Task to carry out:
Answer with a number only: how many lines of the data contain "所示的拼接单元"?
[Input data start]
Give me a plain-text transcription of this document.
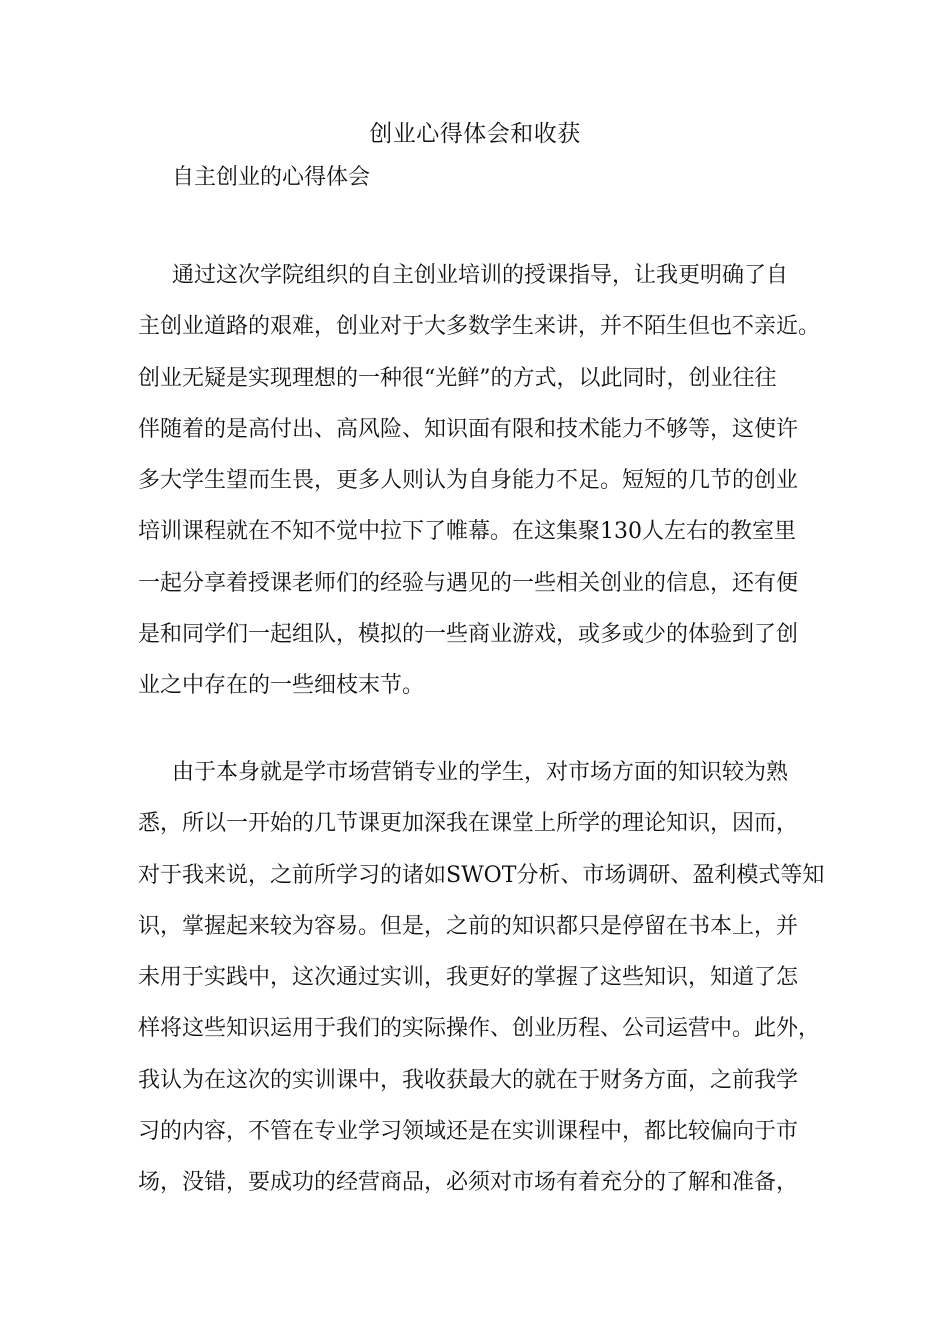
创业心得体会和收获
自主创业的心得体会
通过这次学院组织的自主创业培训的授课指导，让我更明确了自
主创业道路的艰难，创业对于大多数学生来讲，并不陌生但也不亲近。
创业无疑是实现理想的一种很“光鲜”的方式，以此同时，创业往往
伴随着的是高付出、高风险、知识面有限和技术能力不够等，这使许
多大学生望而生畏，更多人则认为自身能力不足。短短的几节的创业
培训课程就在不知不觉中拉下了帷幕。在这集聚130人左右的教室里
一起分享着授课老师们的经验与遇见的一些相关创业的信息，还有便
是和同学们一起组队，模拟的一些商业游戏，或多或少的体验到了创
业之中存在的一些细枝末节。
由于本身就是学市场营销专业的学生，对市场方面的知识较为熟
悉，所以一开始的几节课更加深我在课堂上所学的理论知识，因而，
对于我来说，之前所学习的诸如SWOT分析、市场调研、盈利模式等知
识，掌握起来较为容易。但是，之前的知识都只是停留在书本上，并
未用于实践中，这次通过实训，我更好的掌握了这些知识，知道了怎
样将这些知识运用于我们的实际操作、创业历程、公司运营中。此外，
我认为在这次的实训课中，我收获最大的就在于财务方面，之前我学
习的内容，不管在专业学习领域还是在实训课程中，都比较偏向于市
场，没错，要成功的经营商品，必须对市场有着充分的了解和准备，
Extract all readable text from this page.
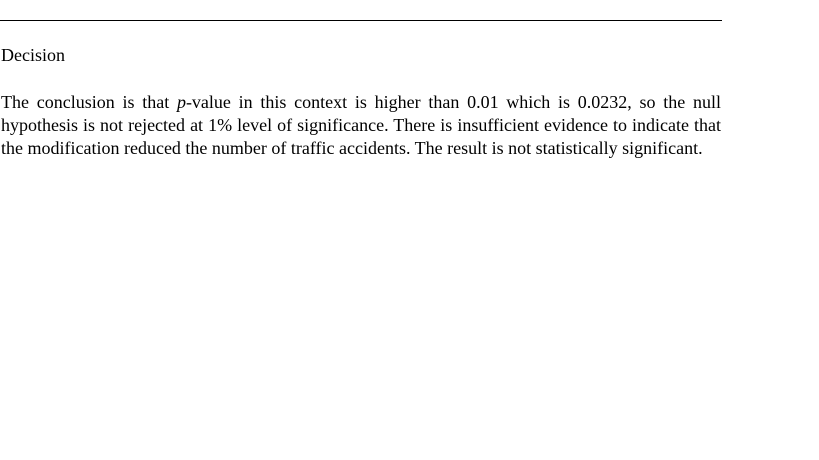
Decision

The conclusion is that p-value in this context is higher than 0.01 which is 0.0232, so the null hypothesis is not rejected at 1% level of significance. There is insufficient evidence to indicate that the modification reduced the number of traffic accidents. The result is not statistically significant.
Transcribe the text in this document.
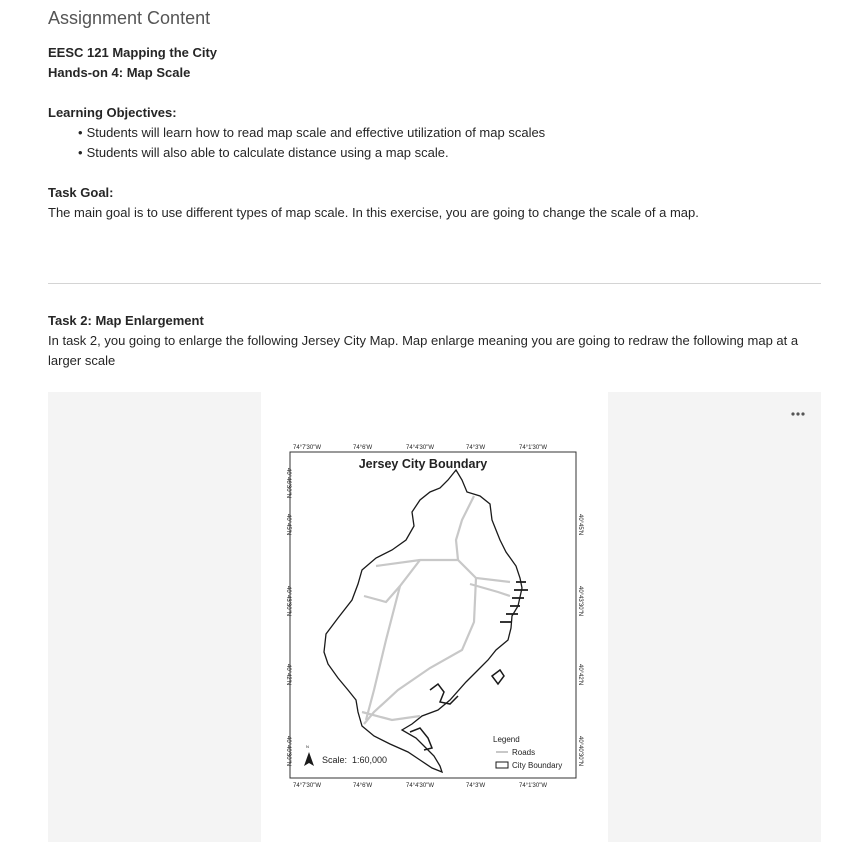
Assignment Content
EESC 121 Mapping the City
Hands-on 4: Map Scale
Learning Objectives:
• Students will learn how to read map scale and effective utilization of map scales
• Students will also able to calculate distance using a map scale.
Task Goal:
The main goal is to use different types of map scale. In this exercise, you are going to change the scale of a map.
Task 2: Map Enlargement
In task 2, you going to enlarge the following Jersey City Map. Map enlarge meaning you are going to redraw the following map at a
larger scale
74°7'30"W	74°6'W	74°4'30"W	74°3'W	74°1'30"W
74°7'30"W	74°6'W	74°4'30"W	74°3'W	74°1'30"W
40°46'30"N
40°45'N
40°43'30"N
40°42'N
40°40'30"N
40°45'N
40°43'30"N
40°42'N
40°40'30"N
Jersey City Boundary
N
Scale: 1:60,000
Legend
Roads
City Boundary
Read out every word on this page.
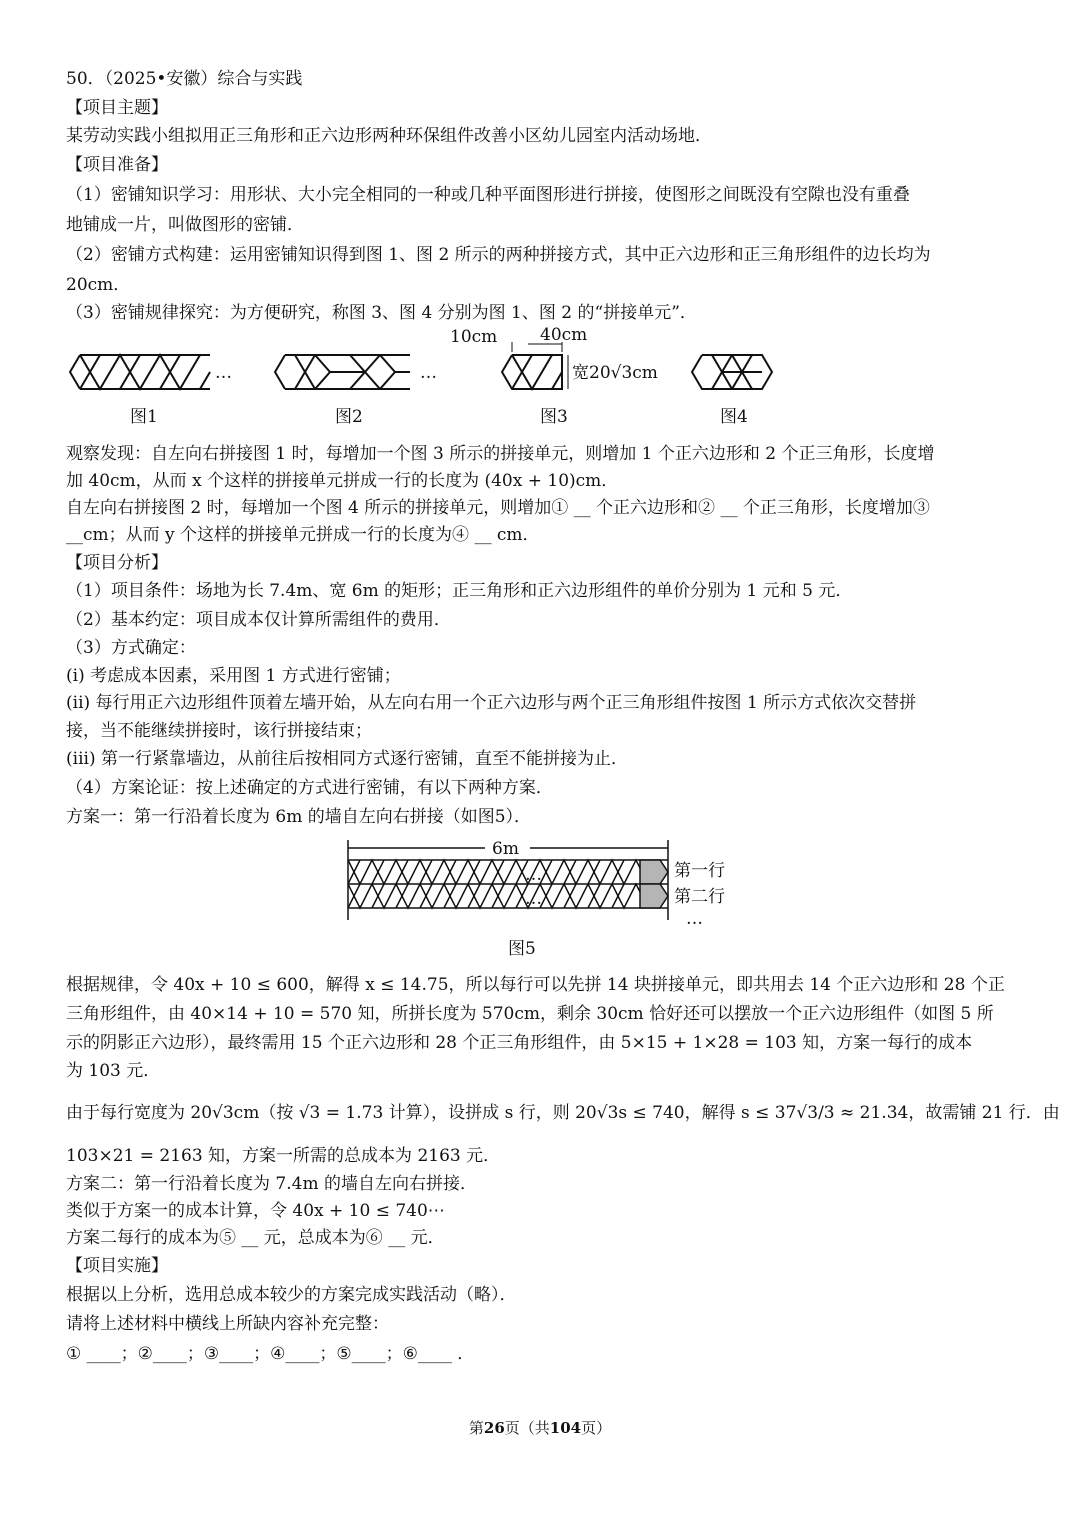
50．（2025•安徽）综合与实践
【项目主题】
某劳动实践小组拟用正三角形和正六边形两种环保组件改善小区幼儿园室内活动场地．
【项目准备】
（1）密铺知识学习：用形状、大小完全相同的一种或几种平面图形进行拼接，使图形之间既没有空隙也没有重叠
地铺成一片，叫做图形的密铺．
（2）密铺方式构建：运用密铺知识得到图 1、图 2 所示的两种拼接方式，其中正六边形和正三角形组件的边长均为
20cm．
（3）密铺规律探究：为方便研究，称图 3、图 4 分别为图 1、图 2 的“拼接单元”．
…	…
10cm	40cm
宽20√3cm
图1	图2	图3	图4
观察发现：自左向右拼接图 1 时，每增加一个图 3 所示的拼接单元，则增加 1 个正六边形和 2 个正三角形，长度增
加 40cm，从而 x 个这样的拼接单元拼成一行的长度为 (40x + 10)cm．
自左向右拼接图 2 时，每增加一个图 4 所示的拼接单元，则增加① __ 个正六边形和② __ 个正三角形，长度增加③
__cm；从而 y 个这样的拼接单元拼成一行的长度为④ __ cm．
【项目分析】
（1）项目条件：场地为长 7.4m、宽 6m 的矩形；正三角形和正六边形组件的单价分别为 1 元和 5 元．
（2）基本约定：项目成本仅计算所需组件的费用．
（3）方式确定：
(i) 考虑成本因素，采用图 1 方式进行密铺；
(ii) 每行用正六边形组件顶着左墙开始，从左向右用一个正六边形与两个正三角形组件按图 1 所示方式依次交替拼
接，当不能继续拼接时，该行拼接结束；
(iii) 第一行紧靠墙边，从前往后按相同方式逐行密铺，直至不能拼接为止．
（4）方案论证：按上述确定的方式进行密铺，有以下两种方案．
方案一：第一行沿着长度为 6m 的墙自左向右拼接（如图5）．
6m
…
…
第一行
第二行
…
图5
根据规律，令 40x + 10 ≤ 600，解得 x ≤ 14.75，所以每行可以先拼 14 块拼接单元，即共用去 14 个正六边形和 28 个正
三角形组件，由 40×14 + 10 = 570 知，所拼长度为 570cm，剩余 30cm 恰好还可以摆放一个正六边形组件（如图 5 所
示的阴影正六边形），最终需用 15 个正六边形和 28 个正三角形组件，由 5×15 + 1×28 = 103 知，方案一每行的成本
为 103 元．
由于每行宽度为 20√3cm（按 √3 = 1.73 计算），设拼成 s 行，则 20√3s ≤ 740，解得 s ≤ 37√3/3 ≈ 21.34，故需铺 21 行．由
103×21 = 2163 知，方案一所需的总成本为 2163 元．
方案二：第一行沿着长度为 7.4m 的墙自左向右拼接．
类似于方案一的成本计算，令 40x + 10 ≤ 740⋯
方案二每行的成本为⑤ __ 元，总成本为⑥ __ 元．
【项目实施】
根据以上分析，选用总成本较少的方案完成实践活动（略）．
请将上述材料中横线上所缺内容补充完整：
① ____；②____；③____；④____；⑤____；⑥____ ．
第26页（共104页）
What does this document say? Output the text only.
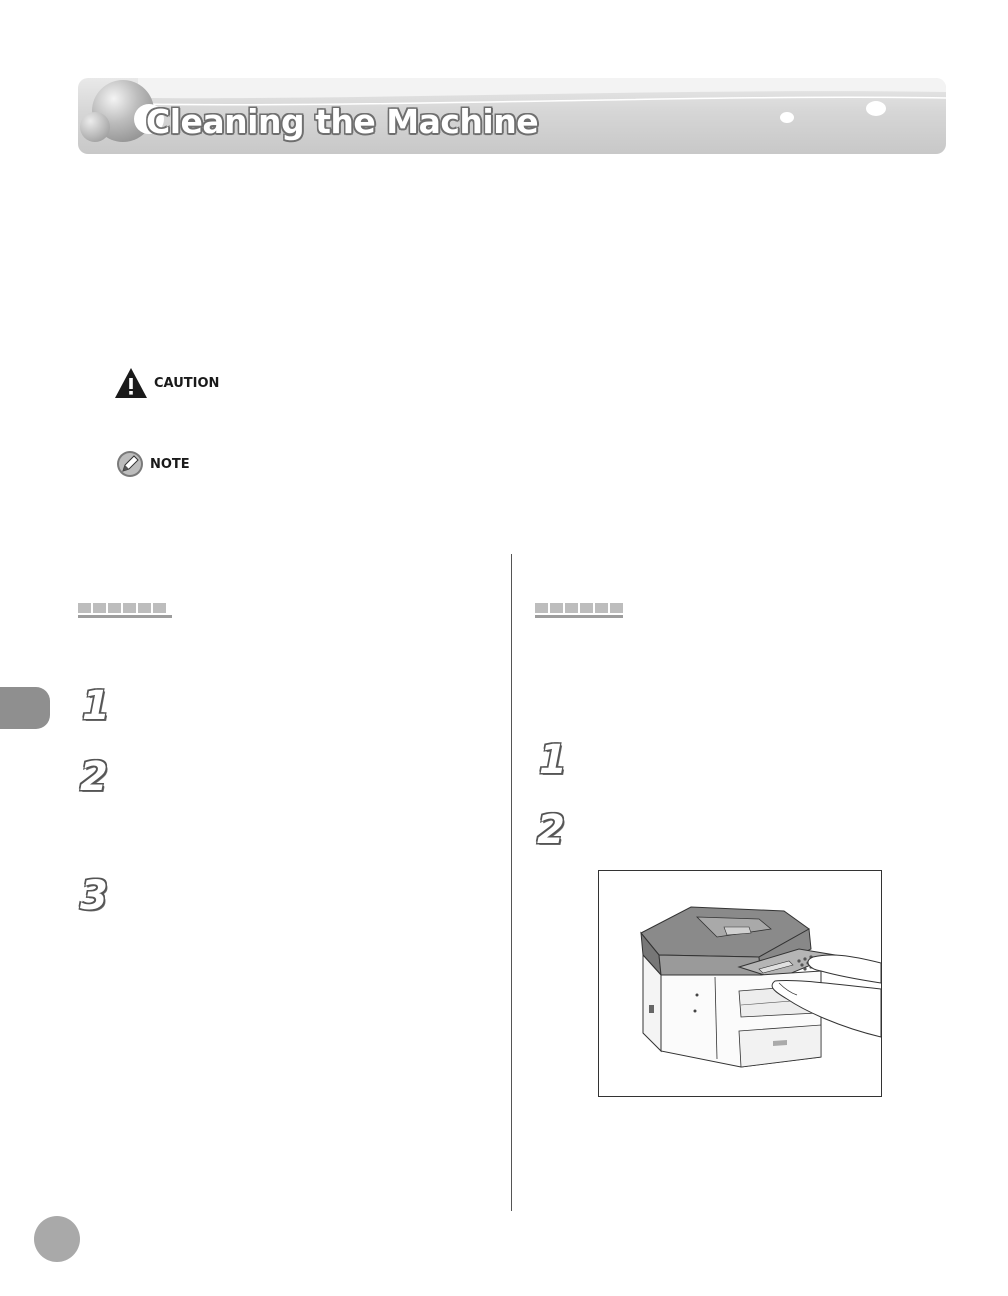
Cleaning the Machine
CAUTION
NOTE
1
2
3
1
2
[Input data end]
Result for this task:
2